## The exercise
Check each line of the records below and collect those holding "carbone".
————
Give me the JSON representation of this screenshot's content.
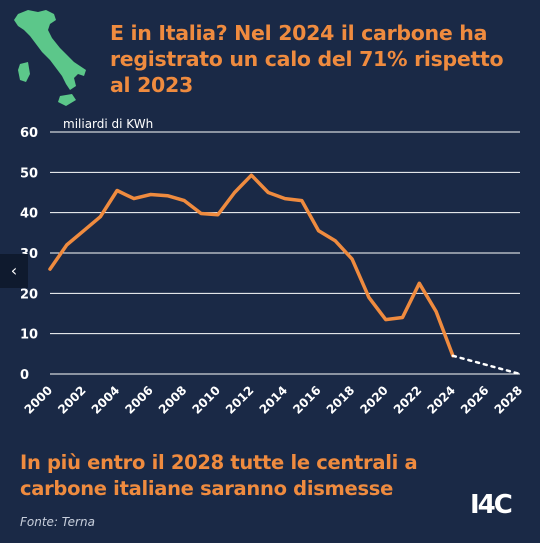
{
  "title": "E in Italia? Nel 2024 il carbone ha registrato un calo del 71% rispetto al 2023",
  "subtitle": "In più entro il 2028 tutte le centrali a carbone italiane saranno dismesse",
  "source": "Fonte: Terna",
  "logo_text": "I4C",
  "nav": {
    "prev_label": "‹"
  },
  "icons": {
    "map": "italy-map-icon",
    "prev": "chevron-left-icon"
  },
  "colors": {
    "background": "#1a2946",
    "accent": "#ef8b3f",
    "map": "#5cc78a",
    "text": "#ffffff",
    "grid": "#ffffff"
  },
  "chart_data": {
    "type": "line",
    "unit_label": "miliardi di KWh",
    "ylim": [
      0,
      60
    ],
    "yticks": [
      0,
      10,
      20,
      30,
      40,
      50,
      60
    ],
    "xlim": [
      2000,
      2028
    ],
    "xticks": [
      "2000",
      "2002",
      "2004",
      "2006",
      "2008",
      "2010",
      "2012",
      "2014",
      "2016",
      "2018",
      "2020",
      "2022",
      "2024",
      "2026",
      "2028"
    ],
    "grid": "horizontal",
    "series": [
      {
        "style": "solid",
        "x": [
          2000,
          2001,
          2002,
          2003,
          2004,
          2005,
          2006,
          2007,
          2008,
          2009,
          2010,
          2011,
          2012,
          2013,
          2014,
          2015,
          2016,
          2017,
          2018,
          2019,
          2020,
          2021,
          2022,
          2023,
          2024
        ],
        "values": [
          26,
          32,
          35.5,
          39,
          45.5,
          43.5,
          44.5,
          44.2,
          43,
          39.8,
          39.5,
          45,
          49.3,
          45,
          43.5,
          43,
          35.5,
          33,
          28.5,
          19,
          13.5,
          14,
          22.5,
          15.5,
          4.5
        ]
      },
      {
        "style": "dashed",
        "x": [
          2024,
          2028
        ],
        "values": [
          4.5,
          0
        ]
      }
    ]
  }
}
————
## Result of the exercise
  "title": "E in Italia? Nel 2024 il carbone ha registrato un calo del 71% rispetto al 2023",
  "subtitle": "In più entro il 2028 tutte le centrali a carbone italiane saranno dismesse",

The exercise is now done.